* [Problem statement]: Copy out all lines with the word "appears" in them.
* begin Data rows *
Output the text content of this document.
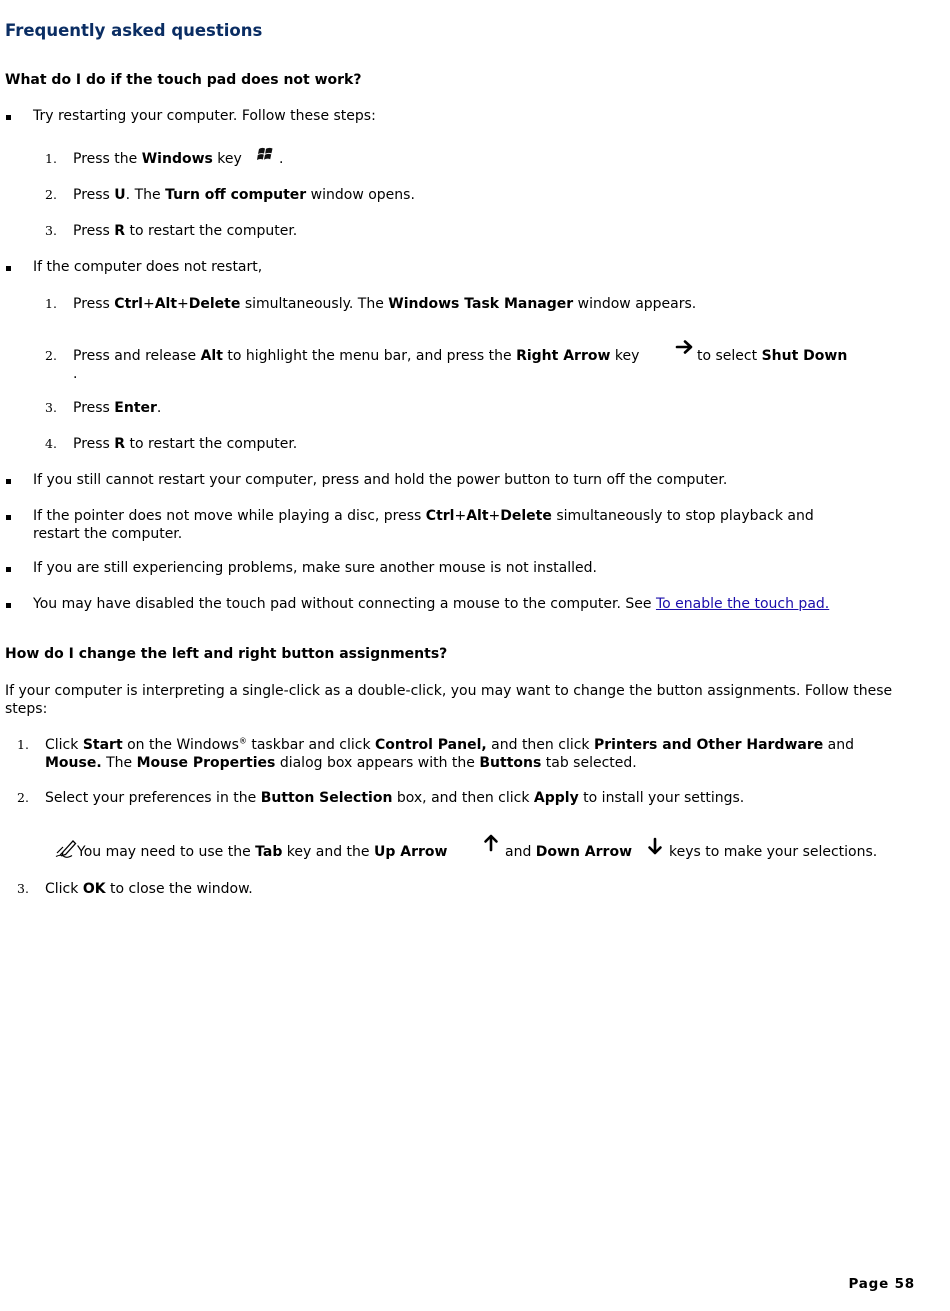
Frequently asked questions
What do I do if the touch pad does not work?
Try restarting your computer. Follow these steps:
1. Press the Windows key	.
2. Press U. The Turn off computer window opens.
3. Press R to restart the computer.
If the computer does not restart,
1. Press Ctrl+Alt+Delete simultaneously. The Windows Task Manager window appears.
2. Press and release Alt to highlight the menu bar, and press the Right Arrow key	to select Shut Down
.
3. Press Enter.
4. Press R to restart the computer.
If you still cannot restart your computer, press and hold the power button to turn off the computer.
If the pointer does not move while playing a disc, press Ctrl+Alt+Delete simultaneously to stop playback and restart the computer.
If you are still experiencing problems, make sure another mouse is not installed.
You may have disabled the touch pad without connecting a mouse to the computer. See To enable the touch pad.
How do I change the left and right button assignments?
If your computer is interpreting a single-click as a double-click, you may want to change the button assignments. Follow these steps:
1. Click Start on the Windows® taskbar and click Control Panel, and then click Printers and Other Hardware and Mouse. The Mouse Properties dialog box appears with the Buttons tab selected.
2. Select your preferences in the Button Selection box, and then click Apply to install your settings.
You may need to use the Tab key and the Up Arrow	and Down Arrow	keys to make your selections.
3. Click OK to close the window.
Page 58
* end Data rows *
* begin Data rows *
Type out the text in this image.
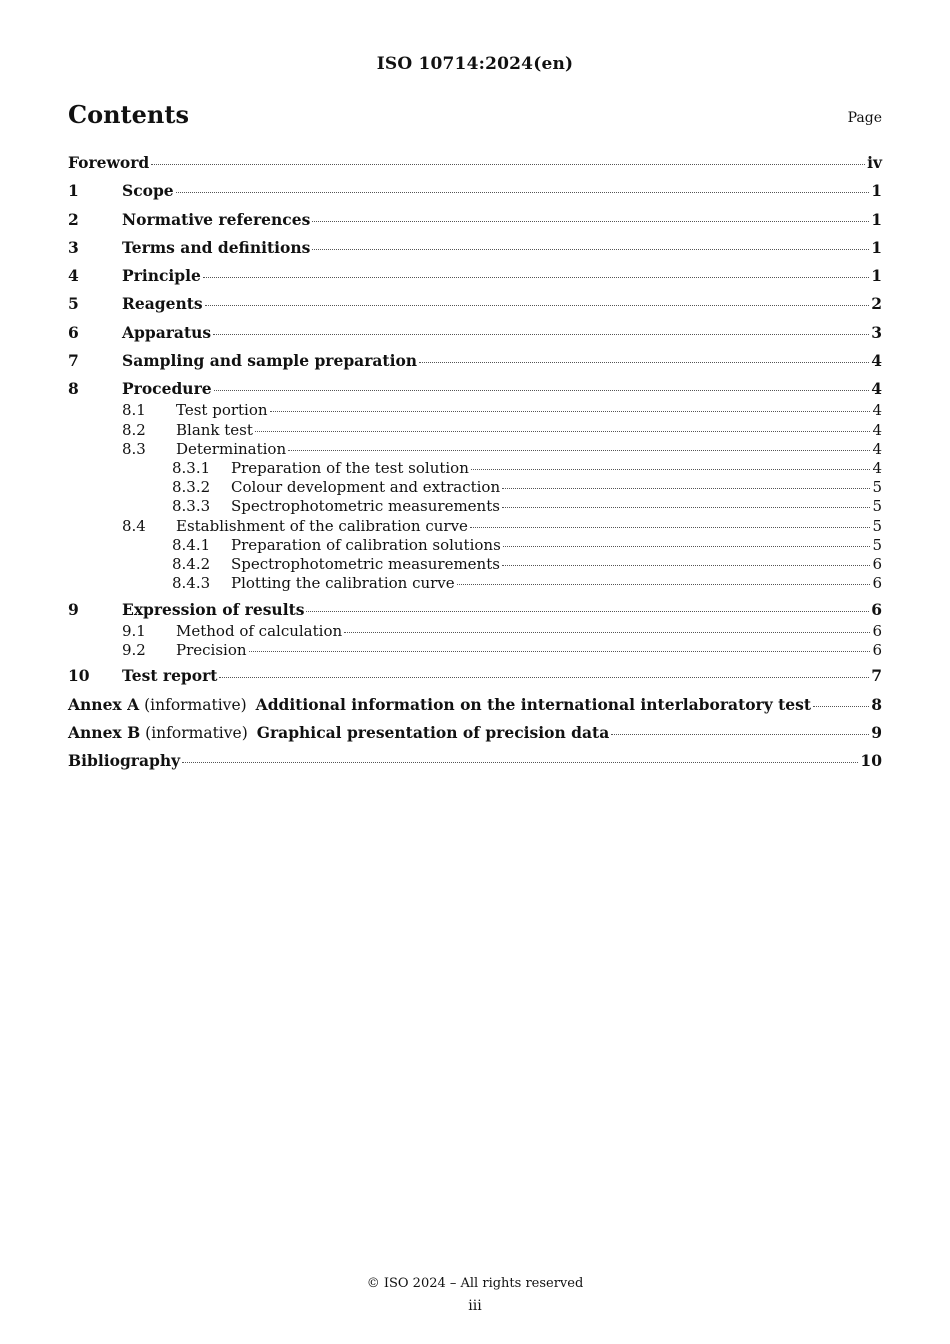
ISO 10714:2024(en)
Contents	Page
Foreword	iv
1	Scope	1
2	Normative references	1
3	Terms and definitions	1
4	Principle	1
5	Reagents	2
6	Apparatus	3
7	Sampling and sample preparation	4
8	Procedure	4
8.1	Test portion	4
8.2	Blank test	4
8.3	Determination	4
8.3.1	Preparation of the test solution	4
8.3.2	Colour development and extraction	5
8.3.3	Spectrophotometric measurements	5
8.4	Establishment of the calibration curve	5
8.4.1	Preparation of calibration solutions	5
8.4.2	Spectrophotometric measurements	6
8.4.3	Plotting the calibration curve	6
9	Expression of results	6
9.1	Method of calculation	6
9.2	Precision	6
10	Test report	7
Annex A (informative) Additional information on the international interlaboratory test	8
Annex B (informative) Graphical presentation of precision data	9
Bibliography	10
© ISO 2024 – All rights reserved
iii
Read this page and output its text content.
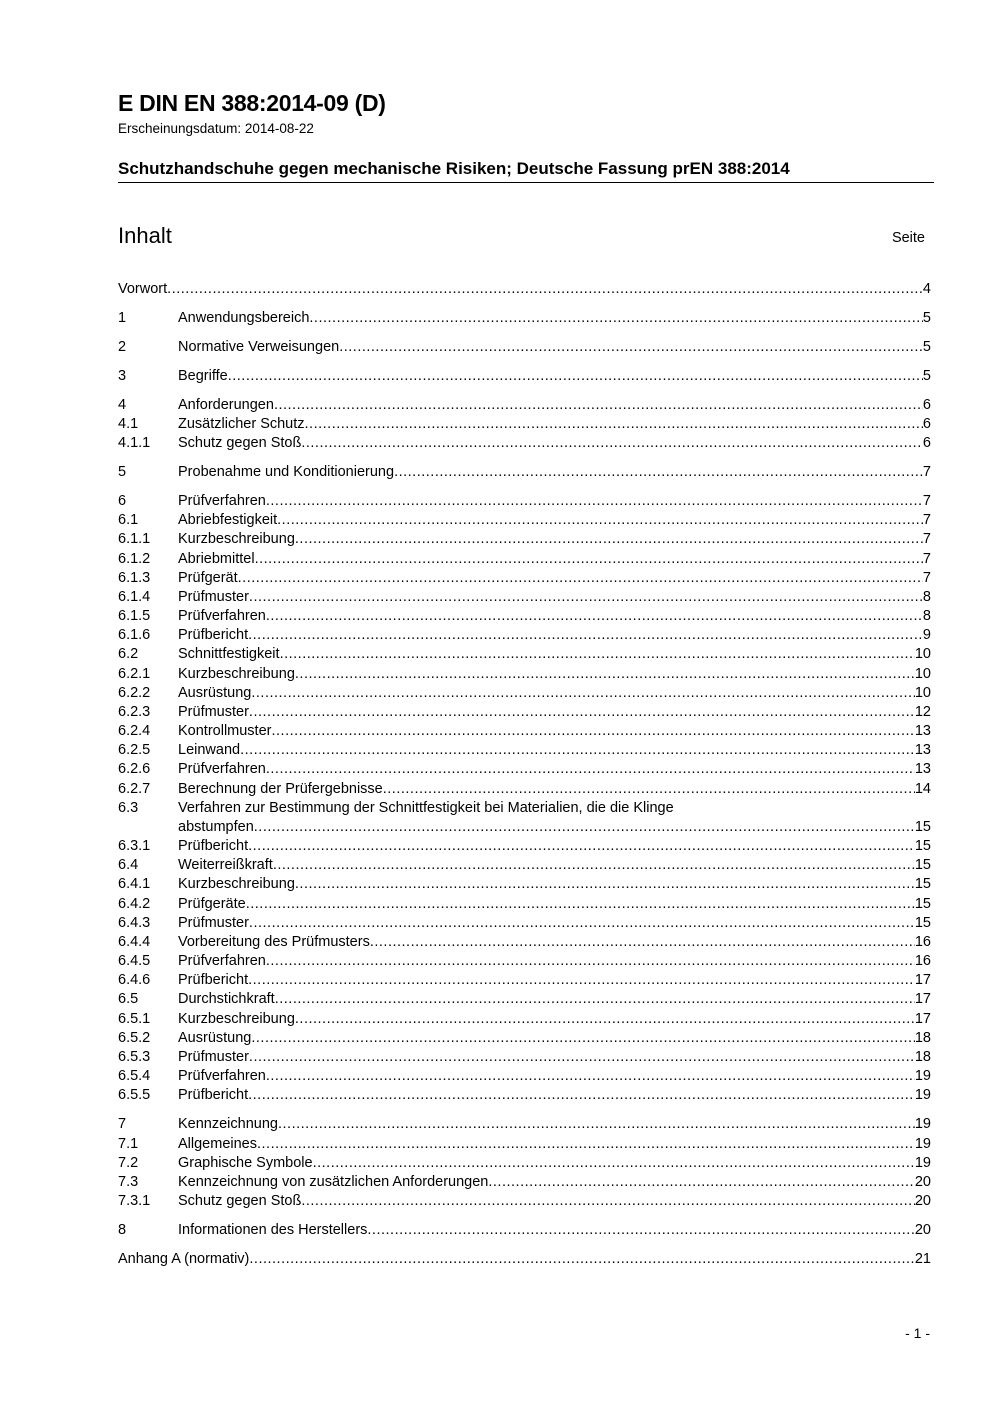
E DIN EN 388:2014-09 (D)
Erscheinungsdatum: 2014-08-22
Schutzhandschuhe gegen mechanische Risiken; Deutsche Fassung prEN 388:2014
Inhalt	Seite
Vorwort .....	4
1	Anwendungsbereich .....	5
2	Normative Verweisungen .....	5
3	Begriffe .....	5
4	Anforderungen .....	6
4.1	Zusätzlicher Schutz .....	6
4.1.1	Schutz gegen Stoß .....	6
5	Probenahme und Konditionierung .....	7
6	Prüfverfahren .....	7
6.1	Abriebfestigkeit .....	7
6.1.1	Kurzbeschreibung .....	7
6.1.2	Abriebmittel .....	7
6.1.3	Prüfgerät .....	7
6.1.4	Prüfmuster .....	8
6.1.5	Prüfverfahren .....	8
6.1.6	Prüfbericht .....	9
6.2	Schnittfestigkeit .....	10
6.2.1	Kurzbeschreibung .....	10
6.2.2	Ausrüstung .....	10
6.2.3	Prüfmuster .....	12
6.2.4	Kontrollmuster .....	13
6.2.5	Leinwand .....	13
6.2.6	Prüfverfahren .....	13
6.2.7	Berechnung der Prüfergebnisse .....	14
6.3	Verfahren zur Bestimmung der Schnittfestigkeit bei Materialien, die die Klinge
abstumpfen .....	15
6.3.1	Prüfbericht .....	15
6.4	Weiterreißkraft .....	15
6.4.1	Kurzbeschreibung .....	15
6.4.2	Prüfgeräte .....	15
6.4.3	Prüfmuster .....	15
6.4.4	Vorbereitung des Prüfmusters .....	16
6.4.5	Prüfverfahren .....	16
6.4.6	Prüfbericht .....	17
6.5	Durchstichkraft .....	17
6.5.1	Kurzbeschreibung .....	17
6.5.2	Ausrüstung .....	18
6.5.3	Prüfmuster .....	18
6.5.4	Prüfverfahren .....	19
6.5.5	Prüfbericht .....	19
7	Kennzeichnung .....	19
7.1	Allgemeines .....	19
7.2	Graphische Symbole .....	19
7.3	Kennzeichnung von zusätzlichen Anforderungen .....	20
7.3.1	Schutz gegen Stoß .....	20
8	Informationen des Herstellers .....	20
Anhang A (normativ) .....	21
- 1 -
* end Data rows *
* [Finished exercise]:
1. Press Ctrl+Alt+Delete simultaneously. The Windows Task Manager window appears.
1. Click Start on the Windows® taskbar and click Control Panel, and then click Printers and Other Hardware and Mouse. The Mouse Properties dialog box appears with the Buttons tab selected.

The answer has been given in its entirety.